Transcribe the message below about the RAID array freezes in full, reproducing every line and character without changes.

- Passage to read:
---
Hello Andy,
Thank you very much for your lengthy and very informative answer.
After some investigation, I discovered that it was /dev/sdc that had
some problems. So I took it out of the Rais 1 array. But this didn't
really help since I got other freeze.
grep "120 seconds" kern.log
Feb 18 16:16:38 box kernel: [30209.474017] INFO: task md1_raid1:467 blocked for
more than 120 seconds.
Feb 18 16:16:38 box kernel: [30209.474151] INFO: task md0_raid1:470 blocked for
more than 120 seconds.
Feb 18 16:16:38 box kernel: [30209.474250] INFO: task jbd2/md0-8:982 blocked
for more than 120 seconds.
Feb 18 16:16:38 box kernel: [30209.474447] INFO: task jbd2/md1-8:988 blocked
for more than 120 seconds.
Feb 18 16:16:38 box kernel: [30209.474721] INFO: task configmgrWriter:26206
blocked for more than 120 seconds.
Feb 18 16:16:38 box kernel: [30209.474944] INFO: task kworker/u56:1:25006
blocked for more than 120 seconds.
---
- Data records:
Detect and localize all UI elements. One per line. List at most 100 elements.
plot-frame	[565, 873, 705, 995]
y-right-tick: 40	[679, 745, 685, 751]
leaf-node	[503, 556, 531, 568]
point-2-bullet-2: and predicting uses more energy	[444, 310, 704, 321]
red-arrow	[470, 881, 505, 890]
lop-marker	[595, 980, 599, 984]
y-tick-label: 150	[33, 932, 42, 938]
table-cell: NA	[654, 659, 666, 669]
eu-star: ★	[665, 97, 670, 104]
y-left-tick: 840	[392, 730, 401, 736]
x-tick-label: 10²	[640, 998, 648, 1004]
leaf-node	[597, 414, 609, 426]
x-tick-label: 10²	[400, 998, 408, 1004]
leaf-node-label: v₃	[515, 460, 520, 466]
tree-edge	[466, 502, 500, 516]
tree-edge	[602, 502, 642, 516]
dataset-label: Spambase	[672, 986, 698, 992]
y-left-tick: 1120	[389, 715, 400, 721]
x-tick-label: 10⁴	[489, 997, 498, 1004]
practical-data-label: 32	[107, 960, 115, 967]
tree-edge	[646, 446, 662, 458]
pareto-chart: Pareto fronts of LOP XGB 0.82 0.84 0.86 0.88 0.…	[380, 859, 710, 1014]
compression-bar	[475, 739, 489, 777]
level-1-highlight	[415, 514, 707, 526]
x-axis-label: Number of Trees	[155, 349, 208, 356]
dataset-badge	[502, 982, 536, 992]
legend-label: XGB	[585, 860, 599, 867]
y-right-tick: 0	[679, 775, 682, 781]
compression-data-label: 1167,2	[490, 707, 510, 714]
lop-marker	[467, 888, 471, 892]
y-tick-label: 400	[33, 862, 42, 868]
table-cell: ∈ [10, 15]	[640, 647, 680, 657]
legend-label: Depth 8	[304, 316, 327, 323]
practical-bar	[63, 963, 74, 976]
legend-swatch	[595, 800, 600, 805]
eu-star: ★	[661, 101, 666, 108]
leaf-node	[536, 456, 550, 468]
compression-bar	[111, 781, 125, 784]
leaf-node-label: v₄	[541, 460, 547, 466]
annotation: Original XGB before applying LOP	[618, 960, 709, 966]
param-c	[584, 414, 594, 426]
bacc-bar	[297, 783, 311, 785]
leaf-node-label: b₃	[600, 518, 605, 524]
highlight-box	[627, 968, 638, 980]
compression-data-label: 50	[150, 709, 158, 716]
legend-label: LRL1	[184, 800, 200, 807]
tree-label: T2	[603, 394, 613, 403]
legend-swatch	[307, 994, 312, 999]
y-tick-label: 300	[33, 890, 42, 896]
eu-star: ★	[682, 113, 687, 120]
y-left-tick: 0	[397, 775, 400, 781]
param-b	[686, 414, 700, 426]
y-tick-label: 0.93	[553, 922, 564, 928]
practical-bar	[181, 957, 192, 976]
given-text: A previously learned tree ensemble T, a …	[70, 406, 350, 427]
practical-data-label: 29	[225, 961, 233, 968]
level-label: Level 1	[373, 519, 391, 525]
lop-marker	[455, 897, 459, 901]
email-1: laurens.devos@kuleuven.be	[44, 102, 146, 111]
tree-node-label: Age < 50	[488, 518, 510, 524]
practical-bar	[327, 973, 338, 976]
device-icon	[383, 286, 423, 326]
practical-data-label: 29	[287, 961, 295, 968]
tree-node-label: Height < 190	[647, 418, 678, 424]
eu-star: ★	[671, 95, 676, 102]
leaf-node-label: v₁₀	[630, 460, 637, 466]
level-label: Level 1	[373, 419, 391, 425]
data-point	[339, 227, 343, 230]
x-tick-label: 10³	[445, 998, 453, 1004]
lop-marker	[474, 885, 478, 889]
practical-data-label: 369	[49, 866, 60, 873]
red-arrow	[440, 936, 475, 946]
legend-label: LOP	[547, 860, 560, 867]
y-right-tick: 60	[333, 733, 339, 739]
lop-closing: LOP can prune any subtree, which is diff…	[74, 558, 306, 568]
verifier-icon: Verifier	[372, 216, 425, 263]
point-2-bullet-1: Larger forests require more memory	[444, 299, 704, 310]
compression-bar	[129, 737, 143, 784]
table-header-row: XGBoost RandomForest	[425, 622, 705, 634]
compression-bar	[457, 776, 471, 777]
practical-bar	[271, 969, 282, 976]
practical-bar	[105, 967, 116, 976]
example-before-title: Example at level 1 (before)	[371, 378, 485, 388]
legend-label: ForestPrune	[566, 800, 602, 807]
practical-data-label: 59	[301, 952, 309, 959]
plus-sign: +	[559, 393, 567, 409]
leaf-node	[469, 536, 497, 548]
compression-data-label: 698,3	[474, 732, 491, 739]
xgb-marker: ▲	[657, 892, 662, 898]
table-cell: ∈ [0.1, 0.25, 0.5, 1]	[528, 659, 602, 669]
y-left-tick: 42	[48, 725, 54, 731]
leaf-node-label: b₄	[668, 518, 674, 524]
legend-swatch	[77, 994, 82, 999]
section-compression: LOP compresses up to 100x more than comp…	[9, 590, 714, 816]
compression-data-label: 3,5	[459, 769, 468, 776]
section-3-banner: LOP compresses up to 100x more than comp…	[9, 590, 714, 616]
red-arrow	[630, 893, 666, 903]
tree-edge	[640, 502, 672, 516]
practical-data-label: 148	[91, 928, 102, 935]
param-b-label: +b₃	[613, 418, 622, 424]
---
- Solution:
Hello Andy,
Thank you very much for your lengthy and very informative answer.
After some investigation, I discovered that it was /dev/sdc that had
some problems. So I took it out of the Rais 1 array. But this didn't
really help since I got other freeze.
grep "120 seconds" kern.log
Feb 18 16:16:38 box kernel: [30209.474017] INFO: task md1_raid1:467 blocked for
more than 120 seconds.
Feb 18 16:16:38 box kernel: [30209.474151] INFO: task md0_raid1:470 blocked for
more than 120 seconds.
Feb 18 16:16:38 box kernel: [30209.474250] INFO: task jbd2/md0-8:982 blocked
for more than 120 seconds.
Feb 18 16:16:38 box kernel: [30209.474447] INFO: task jbd2/md1-8:988 blocked
for more than 120 seconds.
Feb 18 16:16:38 box kernel: [30209.474721] INFO: task configmgrWriter:26206
blocked for more than 120 seconds.
Feb 18 16:16:38 box kernel: [30209.474944] INFO: task kworker/u56:1:25006
blocked for more than 120 seconds.